Objectif:
Extrayez chaque ligne des données ci-dessous et reproduisez-la à l'identique.

»»

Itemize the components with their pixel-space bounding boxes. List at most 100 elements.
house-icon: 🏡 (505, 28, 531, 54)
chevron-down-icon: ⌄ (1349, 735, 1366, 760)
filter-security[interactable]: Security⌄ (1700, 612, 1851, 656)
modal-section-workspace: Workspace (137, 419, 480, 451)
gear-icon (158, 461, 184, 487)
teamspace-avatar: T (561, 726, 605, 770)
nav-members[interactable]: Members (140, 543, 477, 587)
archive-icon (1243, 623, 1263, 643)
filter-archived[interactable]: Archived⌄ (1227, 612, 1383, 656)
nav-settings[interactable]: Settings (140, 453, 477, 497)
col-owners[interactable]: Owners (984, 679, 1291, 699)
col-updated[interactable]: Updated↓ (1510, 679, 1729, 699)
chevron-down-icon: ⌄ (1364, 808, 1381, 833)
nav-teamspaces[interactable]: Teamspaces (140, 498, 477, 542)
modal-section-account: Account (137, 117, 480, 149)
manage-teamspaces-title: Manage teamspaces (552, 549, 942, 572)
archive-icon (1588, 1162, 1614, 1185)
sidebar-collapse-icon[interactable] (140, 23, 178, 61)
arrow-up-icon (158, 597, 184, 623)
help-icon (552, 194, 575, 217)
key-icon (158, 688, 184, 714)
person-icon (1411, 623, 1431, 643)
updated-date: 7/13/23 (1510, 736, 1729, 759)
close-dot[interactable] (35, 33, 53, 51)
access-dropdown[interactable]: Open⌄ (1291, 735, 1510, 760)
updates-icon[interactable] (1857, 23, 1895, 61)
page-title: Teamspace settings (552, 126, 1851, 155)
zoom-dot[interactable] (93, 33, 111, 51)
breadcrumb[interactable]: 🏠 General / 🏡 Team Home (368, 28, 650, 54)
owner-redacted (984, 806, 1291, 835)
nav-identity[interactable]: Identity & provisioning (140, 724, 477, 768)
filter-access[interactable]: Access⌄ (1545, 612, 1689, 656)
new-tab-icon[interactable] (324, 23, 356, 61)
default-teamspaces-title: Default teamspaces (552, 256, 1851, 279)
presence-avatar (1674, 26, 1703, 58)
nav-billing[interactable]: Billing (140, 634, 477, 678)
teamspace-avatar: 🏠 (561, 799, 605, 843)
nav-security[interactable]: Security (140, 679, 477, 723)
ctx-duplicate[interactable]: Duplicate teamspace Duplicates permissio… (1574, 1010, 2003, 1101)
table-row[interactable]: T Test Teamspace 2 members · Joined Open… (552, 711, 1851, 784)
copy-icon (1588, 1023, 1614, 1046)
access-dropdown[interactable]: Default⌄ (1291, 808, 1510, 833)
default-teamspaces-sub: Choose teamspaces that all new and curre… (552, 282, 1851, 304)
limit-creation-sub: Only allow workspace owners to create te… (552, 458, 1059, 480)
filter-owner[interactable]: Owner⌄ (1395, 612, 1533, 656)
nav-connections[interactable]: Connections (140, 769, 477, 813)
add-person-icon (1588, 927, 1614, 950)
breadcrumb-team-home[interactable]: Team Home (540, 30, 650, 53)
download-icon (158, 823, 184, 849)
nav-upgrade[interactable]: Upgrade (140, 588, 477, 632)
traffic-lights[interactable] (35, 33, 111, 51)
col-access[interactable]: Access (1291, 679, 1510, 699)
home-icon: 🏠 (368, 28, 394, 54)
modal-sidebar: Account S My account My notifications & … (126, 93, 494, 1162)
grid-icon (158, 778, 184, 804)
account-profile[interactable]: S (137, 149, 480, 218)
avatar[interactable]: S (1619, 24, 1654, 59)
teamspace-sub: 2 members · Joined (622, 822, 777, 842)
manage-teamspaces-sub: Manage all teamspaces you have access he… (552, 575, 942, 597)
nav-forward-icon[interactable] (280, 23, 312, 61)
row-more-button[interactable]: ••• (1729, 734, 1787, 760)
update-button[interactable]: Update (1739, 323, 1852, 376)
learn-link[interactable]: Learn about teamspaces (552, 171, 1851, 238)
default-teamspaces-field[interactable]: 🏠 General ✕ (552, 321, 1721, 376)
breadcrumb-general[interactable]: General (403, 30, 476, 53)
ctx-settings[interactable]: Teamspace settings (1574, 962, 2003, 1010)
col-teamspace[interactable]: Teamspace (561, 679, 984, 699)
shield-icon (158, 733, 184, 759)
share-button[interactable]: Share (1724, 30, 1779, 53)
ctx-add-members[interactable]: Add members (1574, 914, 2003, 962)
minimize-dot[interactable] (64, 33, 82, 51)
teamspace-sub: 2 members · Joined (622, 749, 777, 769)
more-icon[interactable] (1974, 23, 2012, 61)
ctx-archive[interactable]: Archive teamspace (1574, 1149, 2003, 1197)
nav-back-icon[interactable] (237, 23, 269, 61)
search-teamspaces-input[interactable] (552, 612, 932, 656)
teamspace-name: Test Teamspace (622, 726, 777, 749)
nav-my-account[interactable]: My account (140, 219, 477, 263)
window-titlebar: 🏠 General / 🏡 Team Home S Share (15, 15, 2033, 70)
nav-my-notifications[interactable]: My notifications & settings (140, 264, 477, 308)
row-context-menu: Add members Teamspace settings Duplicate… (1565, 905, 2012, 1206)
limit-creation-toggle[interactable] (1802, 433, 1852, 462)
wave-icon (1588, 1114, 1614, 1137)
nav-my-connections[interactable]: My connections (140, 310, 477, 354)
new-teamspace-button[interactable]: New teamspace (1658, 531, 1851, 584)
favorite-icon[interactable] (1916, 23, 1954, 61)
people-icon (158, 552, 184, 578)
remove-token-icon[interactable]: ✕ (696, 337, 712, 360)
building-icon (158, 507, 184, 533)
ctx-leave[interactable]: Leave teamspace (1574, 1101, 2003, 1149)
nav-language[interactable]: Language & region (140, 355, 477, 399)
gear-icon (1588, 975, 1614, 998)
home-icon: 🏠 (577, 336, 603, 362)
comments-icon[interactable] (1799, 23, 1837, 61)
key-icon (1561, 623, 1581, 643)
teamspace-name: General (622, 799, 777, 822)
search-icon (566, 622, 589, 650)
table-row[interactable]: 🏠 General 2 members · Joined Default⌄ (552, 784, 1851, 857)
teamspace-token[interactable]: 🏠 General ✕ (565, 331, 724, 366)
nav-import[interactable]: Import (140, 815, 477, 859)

««

Résultat de l'exercice:
Itemize the components with their pixel-space bounding boxes. List at most 100 elements.
house-icon: 🏡 (505, 28, 531, 54)
chevron-down-icon: ⌄ (1349, 735, 1366, 760)
filter-security[interactable]: Security⌄ (1700, 612, 1851, 656)
modal-section-workspace: Workspace (137, 419, 480, 451)
gear-icon (158, 461, 184, 487)
teamspace-avatar: T (561, 726, 605, 770)
nav-members[interactable]: Members (140, 543, 477, 587)
archive-icon (1243, 623, 1263, 643)
filter-archived[interactable]: Archived⌄ (1227, 612, 1383, 656)
nav-settings[interactable]: Settings (140, 453, 477, 497)
col-owners[interactable]: Owners (984, 679, 1291, 699)
col-updated[interactable]: Updated↓ (1510, 679, 1729, 699)
chevron-down-icon: ⌄ (1364, 808, 1381, 833)
nav-teamspaces[interactable]: Teamspaces (140, 498, 477, 542)
modal-section-account: Account (137, 117, 480, 149)
manage-teamspaces-title: Manage teamspaces (552, 549, 942, 572)
archive-icon (1588, 1162, 1614, 1185)
sidebar-collapse-icon[interactable] (140, 23, 178, 61)
arrow-up-icon (158, 597, 184, 623)
help-icon (552, 194, 575, 217)
key-icon (158, 688, 184, 714)
person-icon (1411, 623, 1431, 643)
updated-date: 7/13/23 (1510, 736, 1729, 759)
close-dot[interactable] (35, 33, 53, 51)
access-dropdown[interactable]: Open⌄ (1291, 735, 1510, 760)
updates-icon[interactable] (1857, 23, 1895, 61)
page-title: Teamspace settings (552, 126, 1851, 155)
zoom-dot[interactable] (93, 33, 111, 51)
breadcrumb[interactable]: 🏠 General / 🏡 Team Home (368, 28, 650, 54)
owner-redacted (984, 806, 1291, 835)
nav-identity[interactable]: Identity & provisioning (140, 724, 477, 768)
filter-access[interactable]: Access⌄ (1545, 612, 1689, 656)
new-tab-icon[interactable] (324, 23, 356, 61)
default-teamspaces-title: Default teamspaces (552, 256, 1851, 279)
presence-avatar (1674, 26, 1703, 58)
nav-billing[interactable]: Billing (140, 634, 477, 678)
teamspace-avatar: 🏠 (561, 799, 605, 843)
nav-security[interactable]: Security (140, 679, 477, 723)
ctx-duplicate[interactable]: Duplicate teamspace Duplicates permissio… (1574, 1010, 2003, 1101)
table-row[interactable]: T Test Teamspace 2 members · Joined Open… (552, 711, 1851, 784)
copy-icon (1588, 1023, 1614, 1046)
access-dropdown[interactable]: Default⌄ (1291, 808, 1510, 833)
default-teamspaces-sub: Choose teamspaces that all new and curre… (552, 282, 1851, 304)
limit-creation-sub: Only allow workspace owners to create te… (552, 458, 1059, 480)
filter-owner[interactable]: Owner⌄ (1395, 612, 1533, 656)
nav-connections[interactable]: Connections (140, 769, 477, 813)
add-person-icon (1588, 927, 1614, 950)
breadcrumb-team-home[interactable]: Team Home (540, 30, 650, 53)
download-icon (158, 823, 184, 849)
nav-upgrade[interactable]: Upgrade (140, 588, 477, 632)
traffic-lights[interactable] (35, 33, 111, 51)
col-access[interactable]: Access (1291, 679, 1510, 699)
home-icon: 🏠 (368, 28, 394, 54)
modal-sidebar: Account S My account My notifications & … (126, 93, 494, 1162)
grid-icon (158, 778, 184, 804)
account-profile[interactable]: S (137, 149, 480, 218)
avatar[interactable]: S (1619, 24, 1654, 59)
teamspace-sub: 2 members · Joined (622, 822, 777, 842)
manage-teamspaces-sub: Manage all teamspaces you have access he… (552, 575, 942, 597)
nav-forward-icon[interactable] (280, 23, 312, 61)
row-more-button[interactable]: ••• (1729, 734, 1787, 760)
update-button[interactable]: Update (1739, 323, 1852, 376)
learn-link[interactable]: Learn about teamspaces (552, 171, 1851, 238)
default-teamspaces-field[interactable]: 🏠 General ✕ (552, 321, 1721, 376)
breadcrumb-general[interactable]: General (403, 30, 476, 53)
ctx-settings[interactable]: Teamspace settings (1574, 962, 2003, 1010)
col-teamspace[interactable]: Teamspace (561, 679, 984, 699)
shield-icon (158, 733, 184, 759)
share-button[interactable]: Share (1724, 30, 1779, 53)
ctx-add-members[interactable]: Add members (1574, 914, 2003, 962)
minimize-dot[interactable] (64, 33, 82, 51)
teamspace-sub: 2 members · Joined (622, 749, 777, 769)
more-icon[interactable] (1974, 23, 2012, 61)
ctx-archive[interactable]: Archive teamspace (1574, 1149, 2003, 1197)
nav-back-icon[interactable] (237, 23, 269, 61)
search-teamspaces-input[interactable] (552, 612, 932, 656)
teamspace-name: Test Teamspace (622, 726, 777, 749)
nav-my-account[interactable]: My account (140, 219, 477, 263)
window-titlebar: 🏠 General / 🏡 Team Home S Share (15, 15, 2033, 70)
nav-my-notifications[interactable]: My notifications & settings (140, 264, 477, 308)
row-context-menu: Add members Teamspace settings Duplicate… (1565, 905, 2012, 1206)
limit-creation-toggle[interactable] (1802, 433, 1852, 462)
wave-icon (1588, 1114, 1614, 1137)
nav-my-connections[interactable]: My connections (140, 310, 477, 354)
new-teamspace-button[interactable]: New teamspace (1658, 531, 1851, 584)
favorite-icon[interactable] (1916, 23, 1954, 61)
people-icon (158, 552, 184, 578)
remove-token-icon[interactable]: ✕ (696, 337, 712, 360)
building-icon (158, 507, 184, 533)
ctx-leave[interactable]: Leave teamspace (1574, 1101, 2003, 1149)
nav-language[interactable]: Language & region (140, 355, 477, 399)
gear-icon (1588, 975, 1614, 998)
home-icon: 🏠 (577, 336, 603, 362)
comments-icon[interactable] (1799, 23, 1837, 61)
key-icon (1561, 623, 1581, 643)
teamspace-name: General (622, 799, 777, 822)
search-icon (566, 622, 589, 650)
table-row[interactable]: 🏠 General 2 members · Joined Default⌄ (552, 784, 1851, 857)
teamspace-token[interactable]: 🏠 General ✕ (565, 331, 724, 366)
nav-import[interactable]: Import (140, 815, 477, 859)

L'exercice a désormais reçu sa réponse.